───── Record extracts ─────

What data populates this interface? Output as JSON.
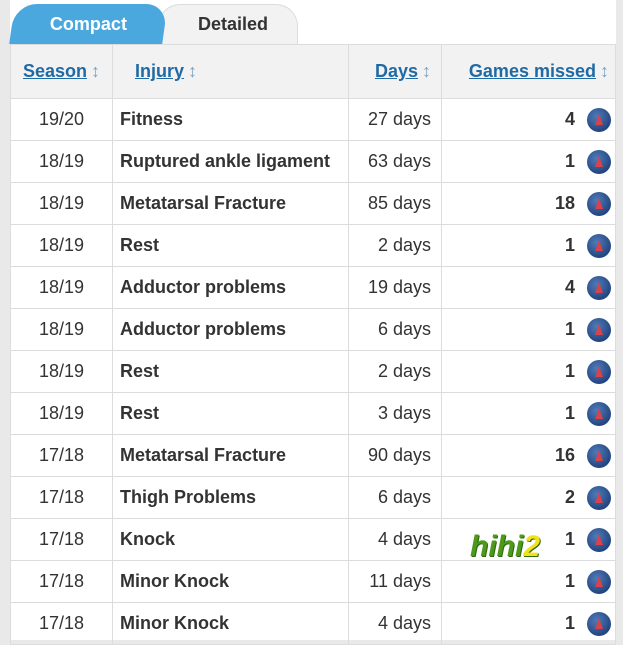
{
  "tabs": [
    {
      "label": "Compact",
      "active": true
    },
    {
      "label": "Detailed",
      "active": false
    }
  ],
  "accent": "#4ba8df",
  "columns": [
    "Season",
    "Injury",
    "Days",
    "Games missed"
  ],
  "sort_icon": "↕",
  "club_icon": "psg-badge-icon",
  "rows": [
    {
      "season": "19/20",
      "injury": "Fitness",
      "days": "27 days",
      "games": "4"
    },
    {
      "season": "18/19",
      "injury": "Ruptured ankle ligament",
      "days": "63 days",
      "games": "1"
    },
    {
      "season": "18/19",
      "injury": "Metatarsal Fracture",
      "days": "85 days",
      "games": "18"
    },
    {
      "season": "18/19",
      "injury": "Rest",
      "days": "2 days",
      "games": "1"
    },
    {
      "season": "18/19",
      "injury": "Adductor problems",
      "days": "19 days",
      "games": "4"
    },
    {
      "season": "18/19",
      "injury": "Adductor problems",
      "days": "6 days",
      "games": "1"
    },
    {
      "season": "18/19",
      "injury": "Rest",
      "days": "2 days",
      "games": "1"
    },
    {
      "season": "18/19",
      "injury": "Rest",
      "days": "3 days",
      "games": "1"
    },
    {
      "season": "17/18",
      "injury": "Metatarsal Fracture",
      "days": "90 days",
      "games": "16"
    },
    {
      "season": "17/18",
      "injury": "Thigh Problems",
      "days": "6 days",
      "games": "2"
    },
    {
      "season": "17/18",
      "injury": "Knock",
      "days": "4 days",
      "games": "1"
    },
    {
      "season": "17/18",
      "injury": "Minor Knock",
      "days": "11 days",
      "games": "1"
    },
    {
      "season": "17/18",
      "injury": "Minor Knock",
      "days": "4 days",
      "games": "1"
    }
  ],
  "watermark": {
    "text": "hihi",
    "accent": "2"
  }
}
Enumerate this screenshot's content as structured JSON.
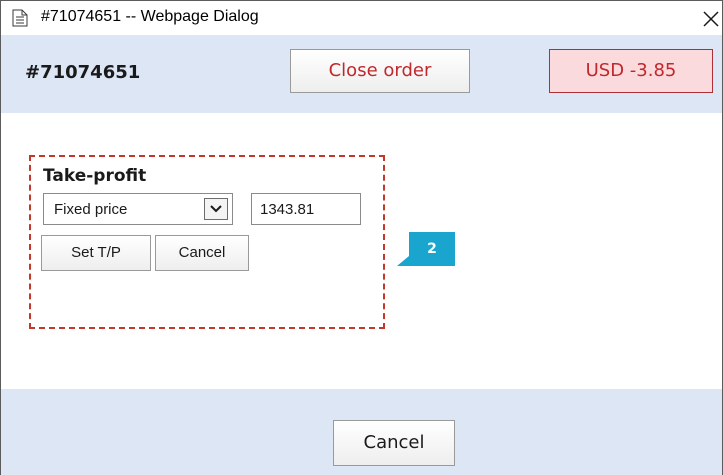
{
  "window": {
    "title": "#71074651 -- Webpage Dialog",
    "title_icon": "document-icon",
    "close_icon": "close-icon"
  },
  "header": {
    "order_id": "#71074651",
    "close_order_label": "Close order",
    "profit_badge": "USD -3.85"
  },
  "take_profit": {
    "title": "Take-profit",
    "mode_selected": "Fixed price",
    "price_value": "1343.81",
    "set_label": "Set T/P",
    "cancel_label": "Cancel"
  },
  "callout": {
    "number": "2"
  },
  "footer": {
    "cancel_label": "Cancel"
  },
  "colors": {
    "header_bg": "#dce6f4",
    "accent_red": "#c0282c",
    "badge_bg": "#fadadd",
    "callout_bg": "#1aa5cf",
    "dashed_border": "#c0392b"
  }
}
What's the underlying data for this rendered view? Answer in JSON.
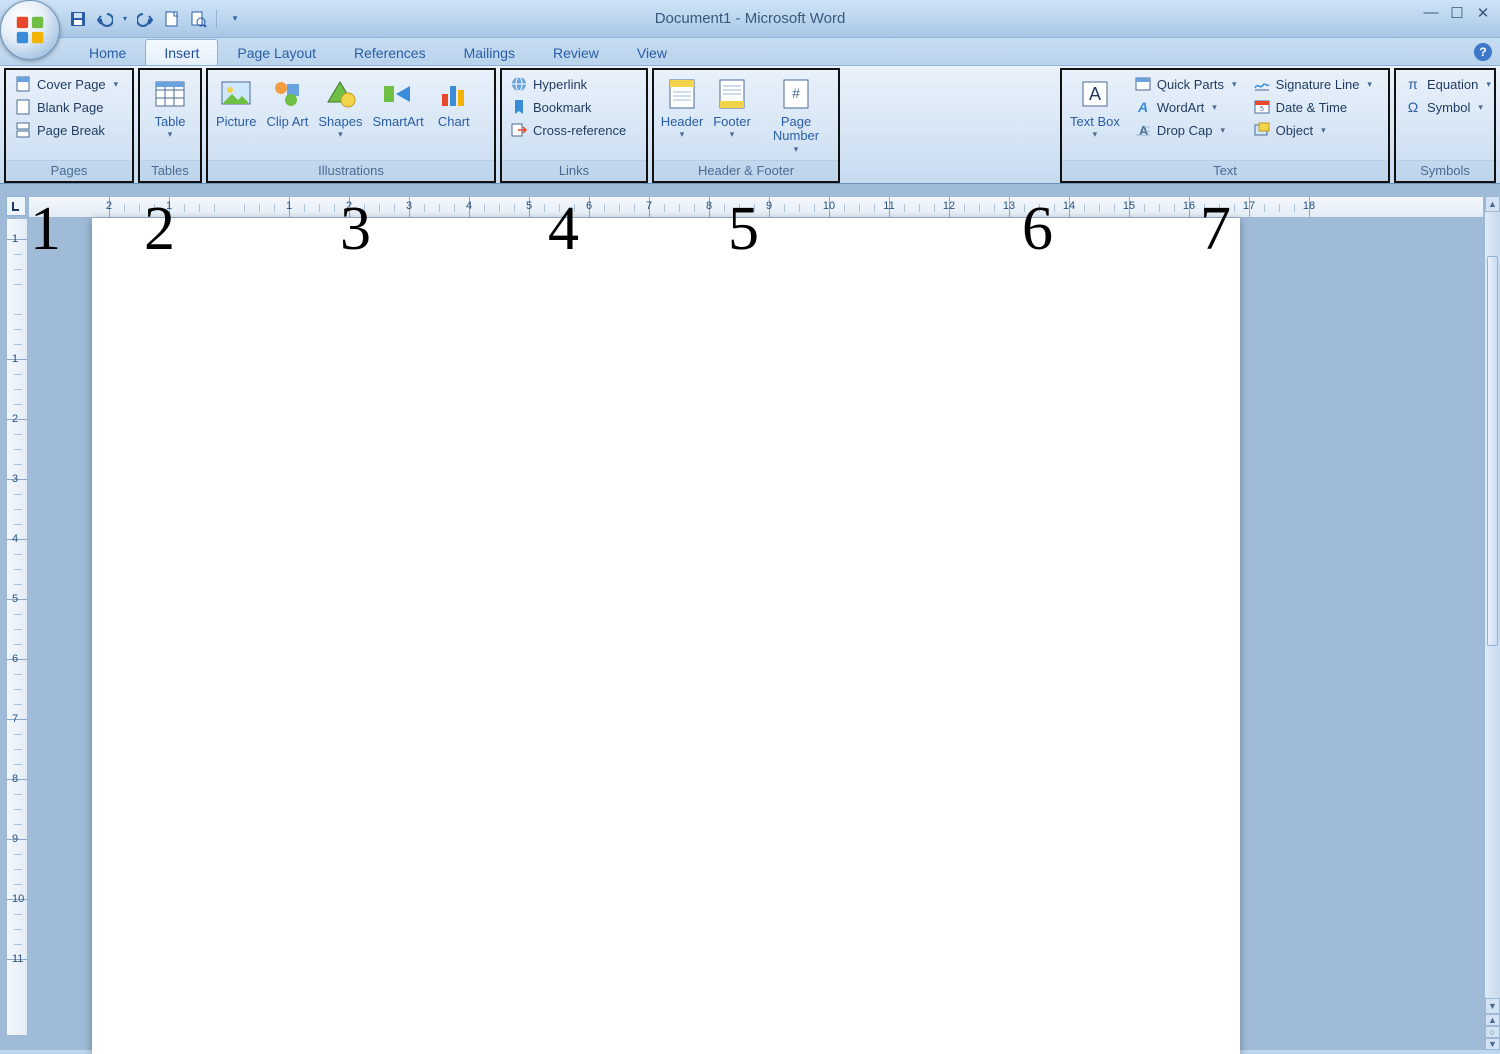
{
  "title": "Document1 - Microsoft Word",
  "qat": {
    "save": "save-icon",
    "undo": "undo-icon",
    "redo": "redo-icon",
    "new": "new-doc-icon",
    "print_preview": "print-preview-icon"
  },
  "tabs": [
    "Home",
    "Insert",
    "Page Layout",
    "References",
    "Mailings",
    "Review",
    "View"
  ],
  "active_tab": "Insert",
  "ribbon": {
    "pages": {
      "label": "Pages",
      "cover": "Cover Page",
      "blank": "Blank Page",
      "break": "Page Break"
    },
    "tables": {
      "label": "Tables",
      "table": "Table"
    },
    "illustrations": {
      "label": "Illustrations",
      "picture": "Picture",
      "clip": "Clip Art",
      "shapes": "Shapes",
      "smartart": "SmartArt",
      "chart": "Chart"
    },
    "links": {
      "label": "Links",
      "hyperlink": "Hyperlink",
      "bookmark": "Bookmark",
      "cross": "Cross-reference"
    },
    "headerfooter": {
      "label": "Header & Footer",
      "header": "Header",
      "footer": "Footer",
      "pagenum": "Page Number"
    },
    "text": {
      "label": "Text",
      "textbox": "Text Box",
      "quickparts": "Quick Parts",
      "wordart": "WordArt",
      "dropcap": "Drop Cap",
      "sigline": "Signature Line",
      "datetime": "Date & Time",
      "object": "Object"
    },
    "symbols": {
      "label": "Symbols",
      "equation": "Equation",
      "symbol": "Symbol"
    }
  },
  "ruler": {
    "h_labels": [
      2,
      1,
      1,
      2,
      3,
      4,
      5,
      6,
      7,
      8,
      9,
      10,
      11,
      12,
      13,
      14,
      15,
      16,
      17,
      18
    ],
    "v_labels": [
      1,
      1,
      2,
      3,
      4,
      5,
      6,
      7,
      8,
      9,
      10,
      11
    ]
  },
  "overlays": [
    "1",
    "2",
    "3",
    "4",
    "5",
    "6",
    "7"
  ],
  "colors": {
    "accent": "#2a5da5",
    "border": "#8fb3d9",
    "panel": "#d6e5f5"
  }
}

─────

> Task to complete
Filter the entries down to the lines containing "What". Copy each of those lines.

> Task output
What data populates this interface? Output as JSON.
What's the underlying data for this rendered view? Answer in JSON.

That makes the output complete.